GOAL OF THE EXERCISE
Output the lines that follow exactly as they are.

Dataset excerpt
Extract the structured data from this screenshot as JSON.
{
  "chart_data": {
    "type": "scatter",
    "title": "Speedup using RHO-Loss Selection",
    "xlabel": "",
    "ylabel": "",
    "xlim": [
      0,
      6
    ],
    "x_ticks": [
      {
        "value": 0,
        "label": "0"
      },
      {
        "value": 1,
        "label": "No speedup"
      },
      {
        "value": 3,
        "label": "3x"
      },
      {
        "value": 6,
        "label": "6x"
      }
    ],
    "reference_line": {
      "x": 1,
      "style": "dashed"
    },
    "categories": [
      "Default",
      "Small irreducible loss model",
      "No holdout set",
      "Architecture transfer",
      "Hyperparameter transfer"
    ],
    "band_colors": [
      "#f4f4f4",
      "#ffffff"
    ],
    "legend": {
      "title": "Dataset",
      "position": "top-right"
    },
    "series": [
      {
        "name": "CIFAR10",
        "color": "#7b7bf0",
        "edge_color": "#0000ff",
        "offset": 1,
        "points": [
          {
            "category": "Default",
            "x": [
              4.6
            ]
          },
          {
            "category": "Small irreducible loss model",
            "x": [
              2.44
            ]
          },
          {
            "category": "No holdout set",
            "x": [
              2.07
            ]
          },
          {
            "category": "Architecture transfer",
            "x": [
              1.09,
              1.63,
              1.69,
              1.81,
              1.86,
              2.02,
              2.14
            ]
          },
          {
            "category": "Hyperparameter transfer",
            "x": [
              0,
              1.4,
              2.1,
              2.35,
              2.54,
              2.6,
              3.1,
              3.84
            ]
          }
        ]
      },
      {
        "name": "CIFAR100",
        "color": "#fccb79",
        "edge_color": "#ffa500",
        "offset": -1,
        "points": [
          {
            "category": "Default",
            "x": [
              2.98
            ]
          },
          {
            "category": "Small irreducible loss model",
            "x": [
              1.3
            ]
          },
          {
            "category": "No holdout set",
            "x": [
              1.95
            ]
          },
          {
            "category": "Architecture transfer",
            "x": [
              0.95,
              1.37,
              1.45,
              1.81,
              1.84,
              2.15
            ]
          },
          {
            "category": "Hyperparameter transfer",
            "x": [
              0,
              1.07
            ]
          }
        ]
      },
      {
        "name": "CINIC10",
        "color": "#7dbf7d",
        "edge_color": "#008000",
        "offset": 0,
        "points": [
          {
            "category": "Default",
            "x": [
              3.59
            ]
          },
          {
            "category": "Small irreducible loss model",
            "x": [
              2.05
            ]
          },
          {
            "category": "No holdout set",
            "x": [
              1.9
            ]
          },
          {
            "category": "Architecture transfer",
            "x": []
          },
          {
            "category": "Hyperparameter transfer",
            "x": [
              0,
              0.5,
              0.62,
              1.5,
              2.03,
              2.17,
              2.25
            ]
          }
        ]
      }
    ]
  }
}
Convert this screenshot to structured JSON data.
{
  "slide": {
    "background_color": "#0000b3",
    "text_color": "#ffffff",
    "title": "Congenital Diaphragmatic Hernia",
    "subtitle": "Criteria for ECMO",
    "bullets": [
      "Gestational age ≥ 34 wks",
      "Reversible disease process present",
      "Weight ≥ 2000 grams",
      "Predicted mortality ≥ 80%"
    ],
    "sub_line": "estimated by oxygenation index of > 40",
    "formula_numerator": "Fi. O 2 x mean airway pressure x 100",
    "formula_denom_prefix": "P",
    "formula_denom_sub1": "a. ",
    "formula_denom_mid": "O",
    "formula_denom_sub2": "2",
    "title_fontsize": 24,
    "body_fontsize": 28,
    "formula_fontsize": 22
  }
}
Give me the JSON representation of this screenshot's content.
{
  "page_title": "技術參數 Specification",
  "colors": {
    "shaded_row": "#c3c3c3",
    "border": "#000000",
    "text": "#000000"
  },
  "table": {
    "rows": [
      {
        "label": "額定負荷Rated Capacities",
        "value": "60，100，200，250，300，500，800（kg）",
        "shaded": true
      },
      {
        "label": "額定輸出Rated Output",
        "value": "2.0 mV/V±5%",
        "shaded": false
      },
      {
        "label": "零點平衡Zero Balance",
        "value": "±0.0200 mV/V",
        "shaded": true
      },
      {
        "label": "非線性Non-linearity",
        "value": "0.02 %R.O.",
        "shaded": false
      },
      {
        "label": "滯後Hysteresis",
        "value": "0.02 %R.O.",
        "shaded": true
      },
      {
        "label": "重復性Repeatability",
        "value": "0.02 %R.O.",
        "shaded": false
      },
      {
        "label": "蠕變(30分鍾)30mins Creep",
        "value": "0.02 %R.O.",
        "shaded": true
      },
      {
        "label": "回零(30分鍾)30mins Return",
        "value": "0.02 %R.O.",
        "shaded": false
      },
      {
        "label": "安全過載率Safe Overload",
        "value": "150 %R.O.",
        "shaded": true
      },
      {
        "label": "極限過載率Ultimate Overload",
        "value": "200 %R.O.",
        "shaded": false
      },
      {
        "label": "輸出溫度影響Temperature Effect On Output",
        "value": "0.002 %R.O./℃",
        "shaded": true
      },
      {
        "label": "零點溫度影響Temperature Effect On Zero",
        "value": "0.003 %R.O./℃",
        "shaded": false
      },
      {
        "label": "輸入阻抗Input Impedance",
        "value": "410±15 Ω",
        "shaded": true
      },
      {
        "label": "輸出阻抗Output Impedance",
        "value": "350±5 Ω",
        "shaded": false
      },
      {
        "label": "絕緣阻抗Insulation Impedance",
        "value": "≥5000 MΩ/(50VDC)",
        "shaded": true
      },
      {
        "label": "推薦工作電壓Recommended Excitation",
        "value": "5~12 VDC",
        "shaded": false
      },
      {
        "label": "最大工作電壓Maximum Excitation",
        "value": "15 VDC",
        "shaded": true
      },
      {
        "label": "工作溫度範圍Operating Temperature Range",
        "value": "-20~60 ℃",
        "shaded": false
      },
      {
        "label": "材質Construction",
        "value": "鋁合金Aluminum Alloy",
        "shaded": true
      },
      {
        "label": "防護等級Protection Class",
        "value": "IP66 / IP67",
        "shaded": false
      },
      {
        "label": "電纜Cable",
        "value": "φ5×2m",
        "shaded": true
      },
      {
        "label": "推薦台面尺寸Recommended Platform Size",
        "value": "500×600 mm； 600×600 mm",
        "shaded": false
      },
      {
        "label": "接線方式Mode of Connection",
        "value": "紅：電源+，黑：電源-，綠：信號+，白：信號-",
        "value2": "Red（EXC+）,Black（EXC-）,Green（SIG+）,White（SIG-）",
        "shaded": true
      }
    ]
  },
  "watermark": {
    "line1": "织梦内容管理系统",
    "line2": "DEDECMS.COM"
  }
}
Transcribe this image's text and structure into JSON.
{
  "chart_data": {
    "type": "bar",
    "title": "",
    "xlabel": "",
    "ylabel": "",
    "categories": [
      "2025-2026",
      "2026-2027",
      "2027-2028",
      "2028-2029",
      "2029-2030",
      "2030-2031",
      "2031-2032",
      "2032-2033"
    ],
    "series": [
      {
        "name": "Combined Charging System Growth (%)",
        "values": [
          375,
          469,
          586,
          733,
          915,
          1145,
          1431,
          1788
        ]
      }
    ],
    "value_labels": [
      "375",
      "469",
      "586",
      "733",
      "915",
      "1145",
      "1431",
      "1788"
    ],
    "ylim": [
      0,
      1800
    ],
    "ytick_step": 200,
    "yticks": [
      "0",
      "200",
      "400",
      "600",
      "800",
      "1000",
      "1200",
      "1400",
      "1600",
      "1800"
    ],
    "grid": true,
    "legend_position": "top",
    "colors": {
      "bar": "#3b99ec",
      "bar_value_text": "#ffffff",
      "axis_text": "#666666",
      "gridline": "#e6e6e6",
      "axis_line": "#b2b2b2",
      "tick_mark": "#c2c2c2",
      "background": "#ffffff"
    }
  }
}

FINISHED EXERCISE
Extract the structured data from this screenshot as JSON.
{
  "chart_data": {
    "type": "scatter",
    "title": "Speedup using RHO-Loss Selection",
    "xlabel": "",
    "ylabel": "",
    "xlim": [
      0,
      6
    ],
    "x_ticks": [
      {
        "value": 0,
        "label": "0"
      },
      {
        "value": 1,
        "label": "No speedup"
      },
      {
        "value": 3,
        "label": "3x"
      },
      {
        "value": 6,
        "label": "6x"
      }
    ],
    "reference_line": {
      "x": 1,
      "style": "dashed"
    },
    "categories": [
      "Default",
      "Small irreducible loss model",
      "No holdout set",
      "Architecture transfer",
      "Hyperparameter transfer"
    ],
    "band_colors": [
      "#f4f4f4",
      "#ffffff"
    ],
    "legend": {
      "title": "Dataset",
      "position": "top-right"
    },
    "series": [
      {
        "name": "CIFAR10",
        "color": "#7b7bf0",
        "edge_color": "#0000ff",
        "offset": 1,
        "points": [
          {
            "category": "Default",
            "x": [
              4.6
            ]
          },
          {
            "category": "Small irreducible loss model",
            "x": [
              2.44
            ]
          },
          {
            "category": "No holdout set",
            "x": [
              2.07
            ]
          },
          {
            "category": "Architecture transfer",
            "x": [
              1.09,
              1.63,
              1.69,
              1.81,
              1.86,
              2.02,
              2.14
            ]
          },
          {
            "category": "Hyperparameter transfer",
            "x": [
              0,
              1.4,
              2.1,
              2.35,
              2.54,
              2.6,
              3.1,
              3.84
            ]
          }
        ]
      },
      {
        "name": "CIFAR100",
        "color": "#fccb79",
        "edge_color": "#ffa500",
        "offset": -1,
        "points": [
          {
            "category": "Default",
            "x": [
              2.98
            ]
          },
          {
            "category": "Small irreducible loss model",
            "x": [
              1.3
            ]
          },
          {
            "category": "No holdout set",
            "x": [
              1.95
            ]
          },
          {
            "category": "Architecture transfer",
            "x": [
              0.95,
              1.37,
              1.45,
              1.81,
              1.84,
              2.15
            ]
          },
          {
            "category": "Hyperparameter transfer",
            "x": [
              0,
              1.07
            ]
          }
        ]
      },
      {
        "name": "CINIC10",
        "color": "#7dbf7d",
        "edge_color": "#008000",
        "offset": 0,
        "points": [
          {
            "category": "Default",
            "x": [
              3.59
            ]
          },
          {
            "category": "Small irreducible loss model",
            "x": [
              2.05
            ]
          },
          {
            "category": "No holdout set",
            "x": [
              1.9
            ]
          },
          {
            "category": "Architecture transfer",
            "x": []
          },
          {
            "category": "Hyperparameter transfer",
            "x": [
              0,
              0.5,
              0.62,
              1.5,
              2.03,
              2.17,
              2.25
            ]
          }
        ]
      }
    ]
  }
}
Convert this screenshot to structured JSON data.
{
  "slide": {
    "background_color": "#0000b3",
    "text_color": "#ffffff",
    "title": "Congenital Diaphragmatic Hernia",
    "subtitle": "Criteria for ECMO",
    "bullets": [
      "Gestational age ≥ 34 wks",
      "Reversible disease process present",
      "Weight ≥ 2000 grams",
      "Predicted mortality ≥ 80%"
    ],
    "sub_line": "estimated by oxygenation index of > 40",
    "formula_numerator": "Fi. O 2 x mean airway pressure x 100",
    "formula_denom_prefix": "P",
    "formula_denom_sub1": "a. ",
    "formula_denom_mid": "O",
    "formula_denom_sub2": "2",
    "title_fontsize": 24,
    "body_fontsize": 28,
    "formula_fontsize": 22
  }
}
Give me the JSON representation of this screenshot's content.
{
  "page_title": "技術參數 Specification",
  "colors": {
    "shaded_row": "#c3c3c3",
    "border": "#000000",
    "text": "#000000"
  },
  "table": {
    "rows": [
      {
        "label": "額定負荷Rated Capacities",
        "value": "60，100，200，250，300，500，800（kg）",
        "shaded": true
      },
      {
        "label": "額定輸出Rated Output",
        "value": "2.0 mV/V±5%",
        "shaded": false
      },
      {
        "label": "零點平衡Zero Balance",
        "value": "±0.0200 mV/V",
        "shaded": true
      },
      {
        "label": "非線性Non-linearity",
        "value": "0.02 %R.O.",
        "shaded": false
      },
      {
        "label": "滯後Hysteresis",
        "value": "0.02 %R.O.",
        "shaded": true
      },
      {
        "label": "重復性Repeatability",
        "value": "0.02 %R.O.",
        "shaded": false
      },
      {
        "label": "蠕變(30分鍾)30mins Creep",
        "value": "0.02 %R.O.",
        "shaded": true
      },
      {
        "label": "回零(30分鍾)30mins Return",
        "value": "0.02 %R.O.",
        "shaded": false
      },
      {
        "label": "安全過載率Safe Overload",
        "value": "150 %R.O.",
        "shaded": true
      },
      {
        "label": "極限過載率Ultimate Overload",
        "value": "200 %R.O.",
        "shaded": false
      },
      {
        "label": "輸出溫度影響Temperature Effect On Output",
        "value": "0.002 %R.O./℃",
        "shaded": true
      },
      {
        "label": "零點溫度影響Temperature Effect On Zero",
        "value": "0.003 %R.O./℃",
        "shaded": false
      },
      {
        "label": "輸入阻抗Input Impedance",
        "value": "410±15 Ω",
        "shaded": true
      },
      {
        "label": "輸出阻抗Output Impedance",
        "value": "350±5 Ω",
        "shaded": false
      },
      {
        "label": "絕緣阻抗Insulation Impedance",
        "value": "≥5000 MΩ/(50VDC)",
        "shaded": true
      },
      {
        "label": "推薦工作電壓Recommended Excitation",
        "value": "5~12 VDC",
        "shaded": false
      },
      {
        "label": "最大工作電壓Maximum Excitation",
        "value": "15 VDC",
        "shaded": true
      },
      {
        "label": "工作溫度範圍Operating Temperature Range",
        "value": "-20~60 ℃",
        "shaded": false
      },
      {
        "label": "材質Construction",
        "value": "鋁合金Aluminum Alloy",
        "shaded": true
      },
      {
        "label": "防護等級Protection Class",
        "value": "IP66 / IP67",
        "shaded": false
      },
      {
        "label": "電纜Cable",
        "value": "φ5×2m",
        "shaded": true
      },
      {
        "label": "推薦台面尺寸Recommended Platform Size",
        "value": "500×600 mm； 600×600 mm",
        "shaded": false
      },
      {
        "label": "接線方式Mode of Connection",
        "value": "紅：電源+，黑：電源-，綠：信號+，白：信號-",
        "value2": "Red（EXC+）,Black（EXC-）,Green（SIG+）,White（SIG-）",
        "shaded": true
      }
    ]
  },
  "watermark": {
    "line1": "织梦内容管理系统",
    "line2": "DEDECMS.COM"
  }
}
Transcribe this image's text and structure into JSON.
{
  "chart_data": {
    "type": "bar",
    "title": "",
    "xlabel": "",
    "ylabel": "",
    "categories": [
      "2025-2026",
      "2026-2027",
      "2027-2028",
      "2028-2029",
      "2029-2030",
      "2030-2031",
      "2031-2032",
      "2032-2033"
    ],
    "series": [
      {
        "name": "Combined Charging System Growth (%)",
        "values": [
          375,
          469,
          586,
          733,
          915,
          1145,
          1431,
          1788
        ]
      }
    ],
    "value_labels": [
      "375",
      "469",
      "586",
      "733",
      "915",
      "1145",
      "1431",
      "1788"
    ],
    "ylim": [
      0,
      1800
    ],
    "ytick_step": 200,
    "yticks": [
      "0",
      "200",
      "400",
      "600",
      "800",
      "1000",
      "1200",
      "1400",
      "1600",
      "1800"
    ],
    "grid": true,
    "legend_position": "top",
    "colors": {
      "bar": "#3b99ec",
      "bar_value_text": "#ffffff",
      "axis_text": "#666666",
      "gridline": "#e6e6e6",
      "axis_line": "#b2b2b2",
      "tick_mark": "#c2c2c2",
      "background": "#ffffff"
    }
  }
}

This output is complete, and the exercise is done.